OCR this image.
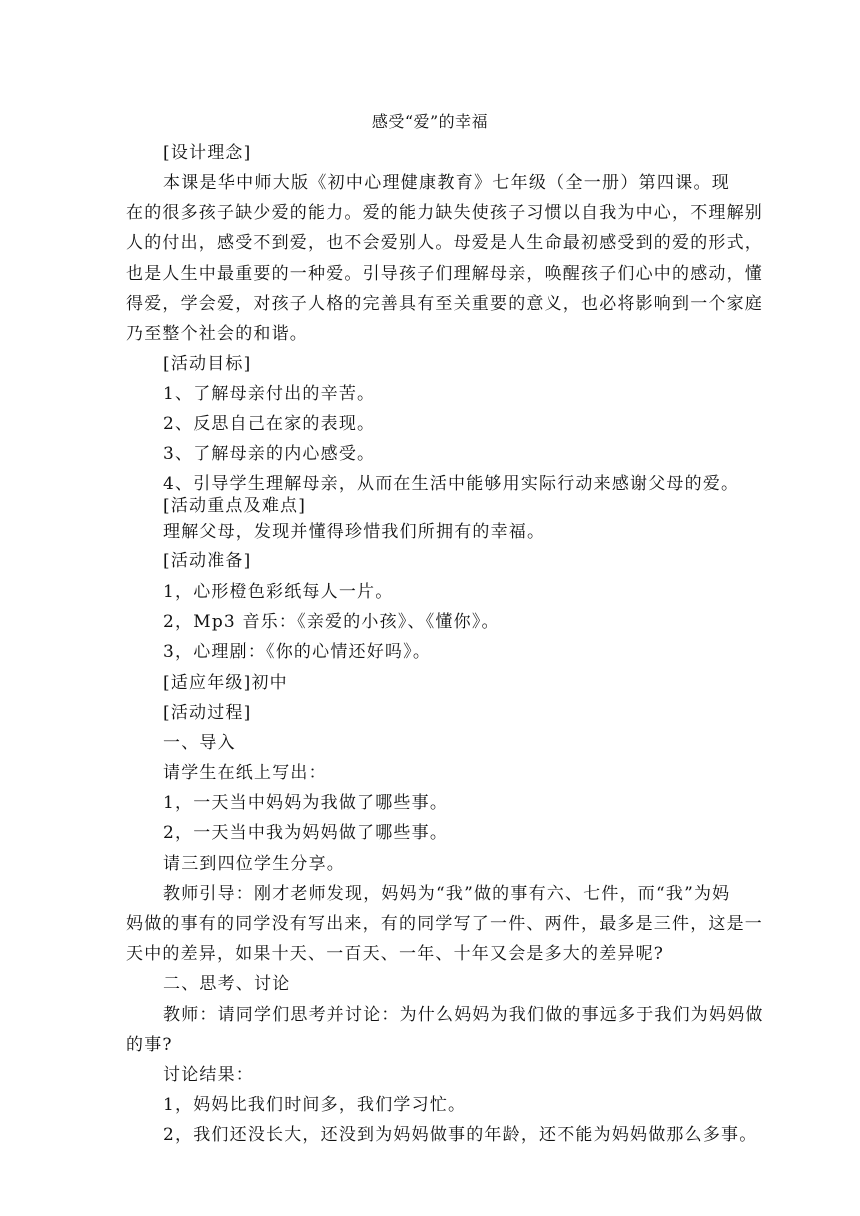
感受“爱”的幸福
[设计理念]
本课是华中师大版《初中心理健康教育》七年级（全一册）第四课。现
在的很多孩子缺少爱的能力。爱的能力缺失使孩子习惯以自我为中心，不理解别
人的付出，感受不到爱，也不会爱别人。母爱是人生命最初感受到的爱的形式，
也是人生中最重要的一种爱。引导孩子们理解母亲，唤醒孩子们心中的感动，懂
得爱，学会爱，对孩子人格的完善具有至关重要的意义，也必将影响到一个家庭
乃至整个社会的和谐。
[活动目标]
1、了解母亲付出的辛苦。
2、反思自己在家的表现。
3、了解母亲的内心感受。
4、引导学生理解母亲，从而在生活中能够用实际行动来感谢父母的爱。
[活动重点及难点]
理解父母，发现并懂得珍惜我们所拥有的幸福。
[活动准备]
1，心形橙色彩纸每人一片。
2，Mp3 音乐：《亲爱的小孩》、《懂你》。
3，心理剧：《你的心情还好吗》。
[适应年级]初中
[活动过程]
一、导入
请学生在纸上写出：
1，一天当中妈妈为我做了哪些事。
2，一天当中我为妈妈做了哪些事。
请三到四位学生分享。
教师引导：刚才老师发现，妈妈为“我”做的事有六、七件，而“我”为妈
妈做的事有的同学没有写出来，有的同学写了一件、两件，最多是三件，这是一
天中的差异，如果十天、一百天、一年、十年又会是多大的差异呢?
二、思考、讨论
教师：请同学们思考并讨论：为什么妈妈为我们做的事远多于我们为妈妈做
的事?
讨论结果：
1，妈妈比我们时间多，我们学习忙。
2，我们还没长大，还没到为妈妈做事的年龄，还不能为妈妈做那么多事。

———

**To be done**
Pictures in the records must not appear in the copy; transcribe everything else precisely.

**Task answer**
OCR this image.
感受“爱”的幸福
[设计理念]
本课是华中师大版《初中心理健康教育》七年级（全一册）第四课。现
在的很多孩子缺少爱的能力。爱的能力缺失使孩子习惯以自我为中心，不理解别
人的付出，感受不到爱，也不会爱别人。母爱是人生命最初感受到的爱的形式，
也是人生中最重要的一种爱。引导孩子们理解母亲，唤醒孩子们心中的感动，懂
得爱，学会爱，对孩子人格的完善具有至关重要的意义，也必将影响到一个家庭
乃至整个社会的和谐。
[活动目标]
1、了解母亲付出的辛苦。
2、反思自己在家的表现。
3、了解母亲的内心感受。
4、引导学生理解母亲，从而在生活中能够用实际行动来感谢父母的爱。
[活动重点及难点]
理解父母，发现并懂得珍惜我们所拥有的幸福。
[活动准备]
1，心形橙色彩纸每人一片。
2，Mp3 音乐：《亲爱的小孩》、《懂你》。
3，心理剧：《你的心情还好吗》。
[适应年级]初中
[活动过程]
一、导入
请学生在纸上写出：
1，一天当中妈妈为我做了哪些事。
2，一天当中我为妈妈做了哪些事。
请三到四位学生分享。
教师引导：刚才老师发现，妈妈为“我”做的事有六、七件，而“我”为妈
妈做的事有的同学没有写出来，有的同学写了一件、两件，最多是三件，这是一
天中的差异，如果十天、一百天、一年、十年又会是多大的差异呢?
二、思考、讨论
教师：请同学们思考并讨论：为什么妈妈为我们做的事远多于我们为妈妈做
的事?
讨论结果：
1，妈妈比我们时间多，我们学习忙。
2，我们还没长大，还没到为妈妈做事的年龄，还不能为妈妈做那么多事。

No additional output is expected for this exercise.